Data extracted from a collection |

▶

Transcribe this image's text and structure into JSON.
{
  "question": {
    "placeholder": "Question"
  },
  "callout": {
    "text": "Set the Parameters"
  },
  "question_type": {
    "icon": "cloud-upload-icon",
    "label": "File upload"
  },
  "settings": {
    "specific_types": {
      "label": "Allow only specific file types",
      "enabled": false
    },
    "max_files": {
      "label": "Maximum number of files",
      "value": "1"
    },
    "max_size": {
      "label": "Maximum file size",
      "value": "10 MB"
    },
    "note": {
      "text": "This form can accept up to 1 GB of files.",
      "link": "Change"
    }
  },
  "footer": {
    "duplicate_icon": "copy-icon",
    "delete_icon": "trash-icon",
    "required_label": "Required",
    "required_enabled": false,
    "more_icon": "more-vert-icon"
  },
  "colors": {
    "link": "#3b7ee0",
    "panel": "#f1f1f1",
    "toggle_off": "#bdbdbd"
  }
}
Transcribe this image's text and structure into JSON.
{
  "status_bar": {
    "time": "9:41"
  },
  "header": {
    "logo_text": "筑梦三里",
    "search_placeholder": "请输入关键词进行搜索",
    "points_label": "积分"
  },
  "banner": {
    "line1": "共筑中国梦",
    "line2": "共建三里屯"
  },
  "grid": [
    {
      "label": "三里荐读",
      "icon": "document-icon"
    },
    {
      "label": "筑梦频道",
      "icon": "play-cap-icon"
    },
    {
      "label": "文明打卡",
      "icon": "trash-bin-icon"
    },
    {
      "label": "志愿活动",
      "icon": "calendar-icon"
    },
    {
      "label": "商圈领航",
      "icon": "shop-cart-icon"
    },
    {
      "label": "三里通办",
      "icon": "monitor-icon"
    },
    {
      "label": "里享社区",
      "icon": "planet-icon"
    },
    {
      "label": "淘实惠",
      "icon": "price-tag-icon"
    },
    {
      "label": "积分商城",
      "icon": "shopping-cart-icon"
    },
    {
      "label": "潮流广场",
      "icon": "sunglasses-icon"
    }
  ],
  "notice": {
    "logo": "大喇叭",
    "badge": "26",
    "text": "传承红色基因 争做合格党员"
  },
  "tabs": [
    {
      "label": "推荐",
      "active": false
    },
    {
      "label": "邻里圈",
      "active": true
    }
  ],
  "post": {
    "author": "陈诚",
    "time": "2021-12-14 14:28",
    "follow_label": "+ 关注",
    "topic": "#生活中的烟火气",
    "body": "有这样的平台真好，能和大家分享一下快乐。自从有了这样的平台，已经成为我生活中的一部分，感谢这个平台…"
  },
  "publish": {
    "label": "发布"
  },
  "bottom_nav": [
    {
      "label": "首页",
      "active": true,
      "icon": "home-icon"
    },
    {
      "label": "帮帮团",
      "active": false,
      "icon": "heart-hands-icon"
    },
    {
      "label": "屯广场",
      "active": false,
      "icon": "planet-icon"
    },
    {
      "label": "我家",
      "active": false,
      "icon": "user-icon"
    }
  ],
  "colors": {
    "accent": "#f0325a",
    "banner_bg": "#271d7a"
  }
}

◀

Task statement | Retype the whole listing above exactly.

Solution for this problem |
Transcribe this image's text and structure into JSON.
{
  "question": {
    "placeholder": "Question"
  },
  "callout": {
    "text": "Set the Parameters"
  },
  "question_type": {
    "icon": "cloud-upload-icon",
    "label": "File upload"
  },
  "settings": {
    "specific_types": {
      "label": "Allow only specific file types",
      "enabled": false
    },
    "max_files": {
      "label": "Maximum number of files",
      "value": "1"
    },
    "max_size": {
      "label": "Maximum file size",
      "value": "10 MB"
    },
    "note": {
      "text": "This form can accept up to 1 GB of files.",
      "link": "Change"
    }
  },
  "footer": {
    "duplicate_icon": "copy-icon",
    "delete_icon": "trash-icon",
    "required_label": "Required",
    "required_enabled": false,
    "more_icon": "more-vert-icon"
  },
  "colors": {
    "link": "#3b7ee0",
    "panel": "#f1f1f1",
    "toggle_off": "#bdbdbd"
  }
}
Transcribe this image's text and structure into JSON.
{
  "status_bar": {
    "time": "9:41"
  },
  "header": {
    "logo_text": "筑梦三里",
    "search_placeholder": "请输入关键词进行搜索",
    "points_label": "积分"
  },
  "banner": {
    "line1": "共筑中国梦",
    "line2": "共建三里屯"
  },
  "grid": [
    {
      "label": "三里荐读",
      "icon": "document-icon"
    },
    {
      "label": "筑梦频道",
      "icon": "play-cap-icon"
    },
    {
      "label": "文明打卡",
      "icon": "trash-bin-icon"
    },
    {
      "label": "志愿活动",
      "icon": "calendar-icon"
    },
    {
      "label": "商圈领航",
      "icon": "shop-cart-icon"
    },
    {
      "label": "三里通办",
      "icon": "monitor-icon"
    },
    {
      "label": "里享社区",
      "icon": "planet-icon"
    },
    {
      "label": "淘实惠",
      "icon": "price-tag-icon"
    },
    {
      "label": "积分商城",
      "icon": "shopping-cart-icon"
    },
    {
      "label": "潮流广场",
      "icon": "sunglasses-icon"
    }
  ],
  "notice": {
    "logo": "大喇叭",
    "badge": "26",
    "text": "传承红色基因 争做合格党员"
  },
  "tabs": [
    {
      "label": "推荐",
      "active": false
    },
    {
      "label": "邻里圈",
      "active": true
    }
  ],
  "post": {
    "author": "陈诚",
    "time": "2021-12-14 14:28",
    "follow_label": "+ 关注",
    "topic": "#生活中的烟火气",
    "body": "有这样的平台真好，能和大家分享一下快乐。自从有了这样的平台，已经成为我生活中的一部分，感谢这个平台…"
  },
  "publish": {
    "label": "发布"
  },
  "bottom_nav": [
    {
      "label": "首页",
      "active": true,
      "icon": "home-icon"
    },
    {
      "label": "帮帮团",
      "active": false,
      "icon": "heart-hands-icon"
    },
    {
      "label": "屯广场",
      "active": false,
      "icon": "planet-icon"
    },
    {
      "label": "我家",
      "active": false,
      "icon": "user-icon"
    }
  ],
  "colors": {
    "accent": "#f0325a",
    "banner_bg": "#271d7a"
  }
}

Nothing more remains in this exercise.